Work required - Extract and list every line that contains the word "крючке".

--- --- ---

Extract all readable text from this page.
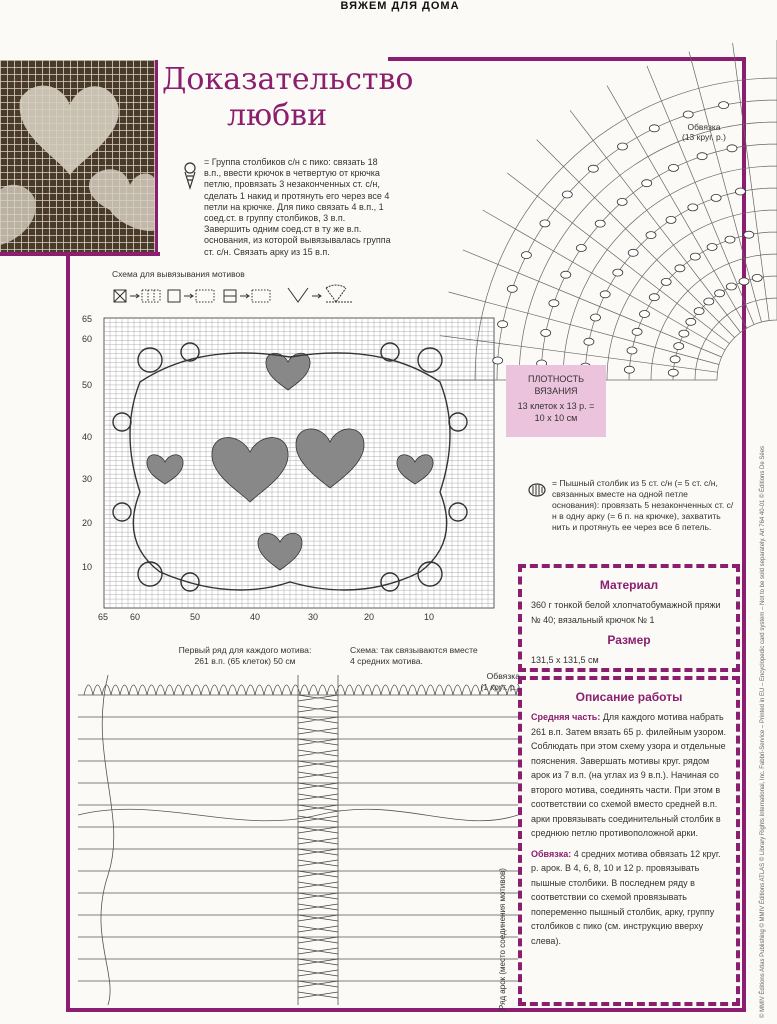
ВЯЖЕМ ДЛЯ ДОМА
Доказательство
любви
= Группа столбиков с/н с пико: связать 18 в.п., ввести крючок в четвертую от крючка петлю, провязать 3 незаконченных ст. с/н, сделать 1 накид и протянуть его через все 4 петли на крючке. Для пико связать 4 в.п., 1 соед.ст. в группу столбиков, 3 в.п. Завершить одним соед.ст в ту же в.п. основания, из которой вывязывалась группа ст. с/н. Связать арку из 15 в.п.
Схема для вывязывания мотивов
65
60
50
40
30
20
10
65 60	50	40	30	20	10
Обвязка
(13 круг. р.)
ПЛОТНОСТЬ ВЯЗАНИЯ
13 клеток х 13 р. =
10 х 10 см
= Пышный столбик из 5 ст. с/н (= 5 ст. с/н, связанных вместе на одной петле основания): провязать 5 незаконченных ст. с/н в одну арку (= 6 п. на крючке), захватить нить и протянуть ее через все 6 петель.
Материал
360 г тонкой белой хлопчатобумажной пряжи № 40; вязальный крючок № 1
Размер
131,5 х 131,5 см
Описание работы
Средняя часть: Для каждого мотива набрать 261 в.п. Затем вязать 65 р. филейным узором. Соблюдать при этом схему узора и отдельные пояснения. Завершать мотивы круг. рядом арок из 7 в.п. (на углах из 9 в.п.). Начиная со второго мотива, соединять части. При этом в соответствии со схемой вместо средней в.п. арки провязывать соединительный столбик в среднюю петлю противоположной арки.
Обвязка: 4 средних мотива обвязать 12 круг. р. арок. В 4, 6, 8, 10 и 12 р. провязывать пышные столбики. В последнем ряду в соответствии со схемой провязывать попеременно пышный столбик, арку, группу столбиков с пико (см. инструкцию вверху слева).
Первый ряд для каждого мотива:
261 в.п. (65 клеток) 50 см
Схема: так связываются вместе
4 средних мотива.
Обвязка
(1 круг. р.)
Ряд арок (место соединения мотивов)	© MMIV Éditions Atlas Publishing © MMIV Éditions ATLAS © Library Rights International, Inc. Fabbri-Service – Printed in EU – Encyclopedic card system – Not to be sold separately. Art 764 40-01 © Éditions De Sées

--- --- ---

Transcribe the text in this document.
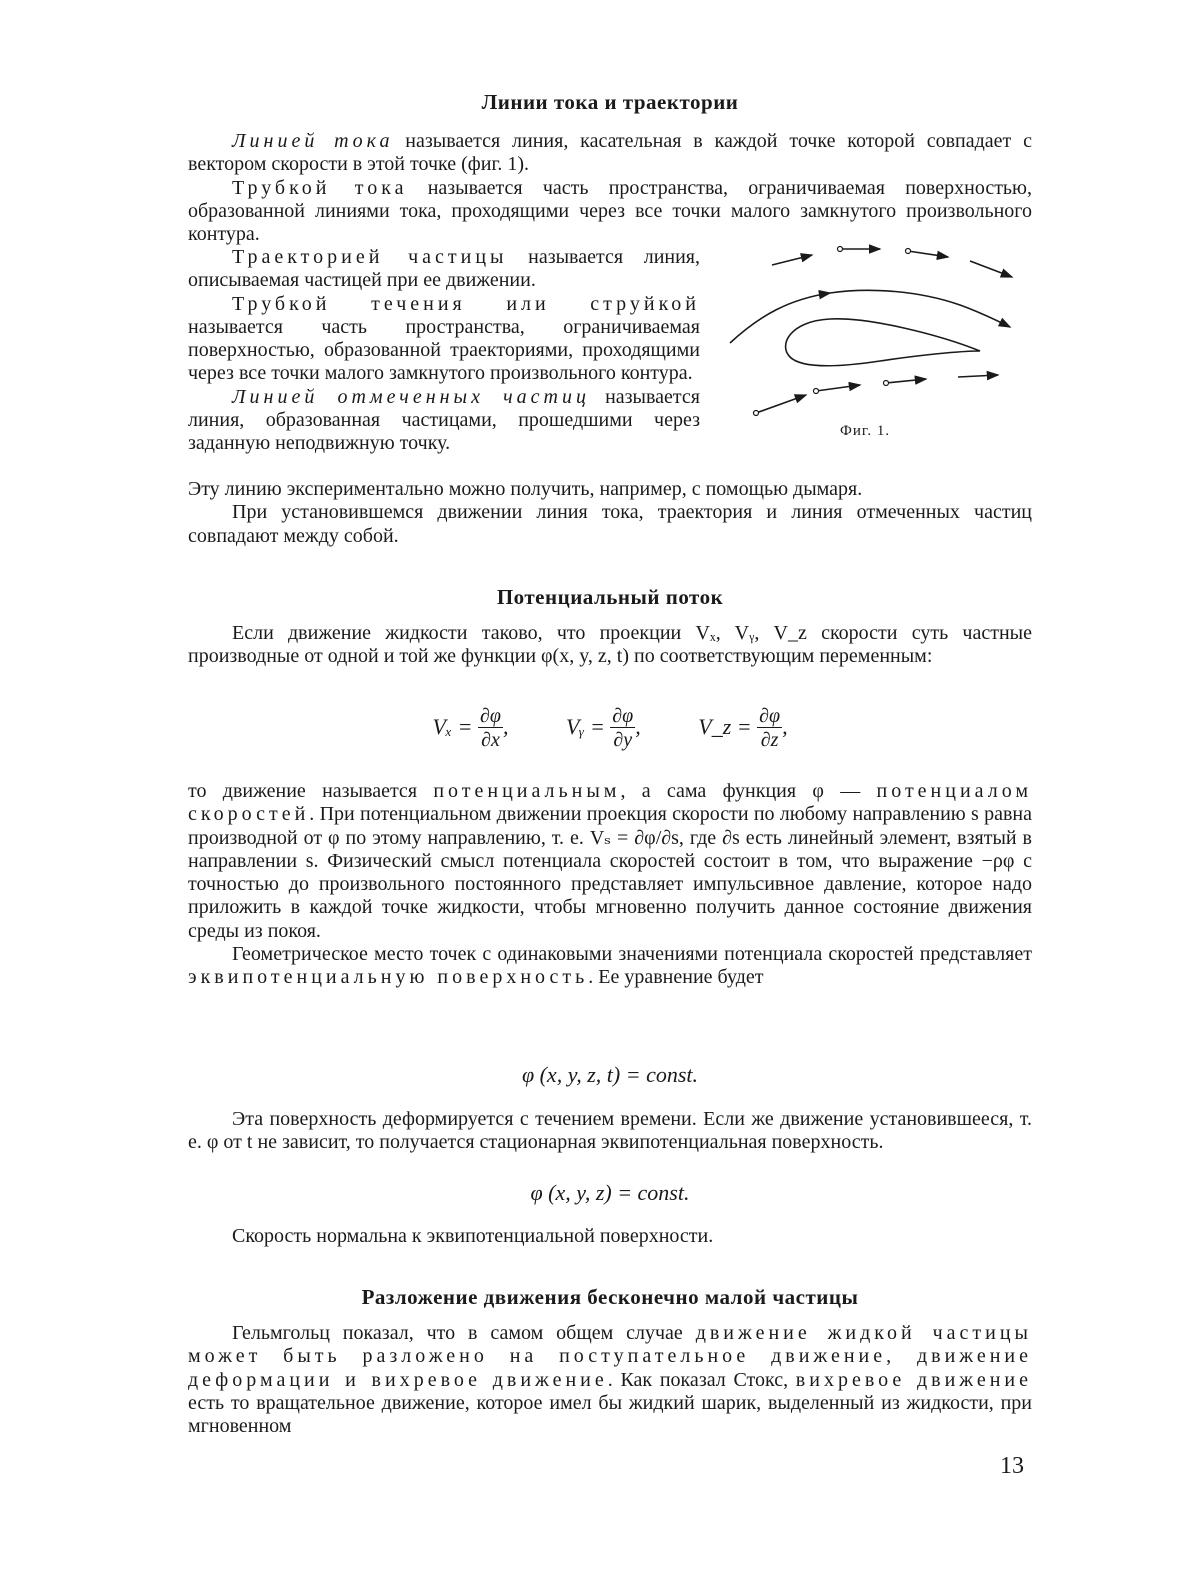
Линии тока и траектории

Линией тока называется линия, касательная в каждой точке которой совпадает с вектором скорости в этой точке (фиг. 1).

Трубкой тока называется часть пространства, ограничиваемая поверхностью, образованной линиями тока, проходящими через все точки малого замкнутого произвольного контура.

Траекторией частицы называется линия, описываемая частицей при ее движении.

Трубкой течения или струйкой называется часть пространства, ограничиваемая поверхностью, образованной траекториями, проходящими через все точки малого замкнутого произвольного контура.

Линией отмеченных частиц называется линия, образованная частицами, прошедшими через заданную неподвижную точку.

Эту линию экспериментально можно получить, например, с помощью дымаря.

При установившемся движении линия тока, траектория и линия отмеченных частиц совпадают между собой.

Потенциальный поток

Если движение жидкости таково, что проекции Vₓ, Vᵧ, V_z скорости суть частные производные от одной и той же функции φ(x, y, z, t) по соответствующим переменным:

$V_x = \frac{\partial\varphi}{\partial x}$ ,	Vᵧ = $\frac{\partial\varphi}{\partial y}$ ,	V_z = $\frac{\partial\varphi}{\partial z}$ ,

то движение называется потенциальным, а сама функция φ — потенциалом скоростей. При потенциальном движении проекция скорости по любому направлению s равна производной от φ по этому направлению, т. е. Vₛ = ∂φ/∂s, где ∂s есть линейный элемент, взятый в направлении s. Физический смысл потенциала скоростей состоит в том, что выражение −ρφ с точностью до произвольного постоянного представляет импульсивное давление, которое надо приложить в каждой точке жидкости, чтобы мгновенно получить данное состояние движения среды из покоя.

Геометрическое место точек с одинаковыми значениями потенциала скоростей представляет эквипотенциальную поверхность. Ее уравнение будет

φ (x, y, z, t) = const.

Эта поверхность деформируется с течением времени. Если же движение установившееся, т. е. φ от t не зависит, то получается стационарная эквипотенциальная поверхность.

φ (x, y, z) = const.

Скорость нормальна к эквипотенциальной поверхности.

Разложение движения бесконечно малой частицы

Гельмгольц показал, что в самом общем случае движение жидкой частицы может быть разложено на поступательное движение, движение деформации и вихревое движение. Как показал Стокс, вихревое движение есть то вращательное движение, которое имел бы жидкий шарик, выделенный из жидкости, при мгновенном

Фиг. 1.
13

--- --- ---

Result of this task -
= Группа столбиков с/н с пико: связать 18 в.п., ввести крючок в четвертую от крючка петлю, провязать 3 незаконченных ст. с/н, сделать 1 накид и протянуть его через все 4 петли на крючке. Для пико связать 4 в.п., 1 соед.ст. в группу столбиков, 3 в.п. Завершить одним соед.ст в ту же в.п. основания, из которой вывязывалась группа ст. с/н. Связать арку из 15 в.п.
= Пышный столбик из 5 ст. с/н (= 5 ст. с/н, связанных вместе на одной петле основания): провязать 5 незаконченных ст. с/н в одну арку (= 6 п. на крючке), захватить нить и протянуть ее через все 6 петель.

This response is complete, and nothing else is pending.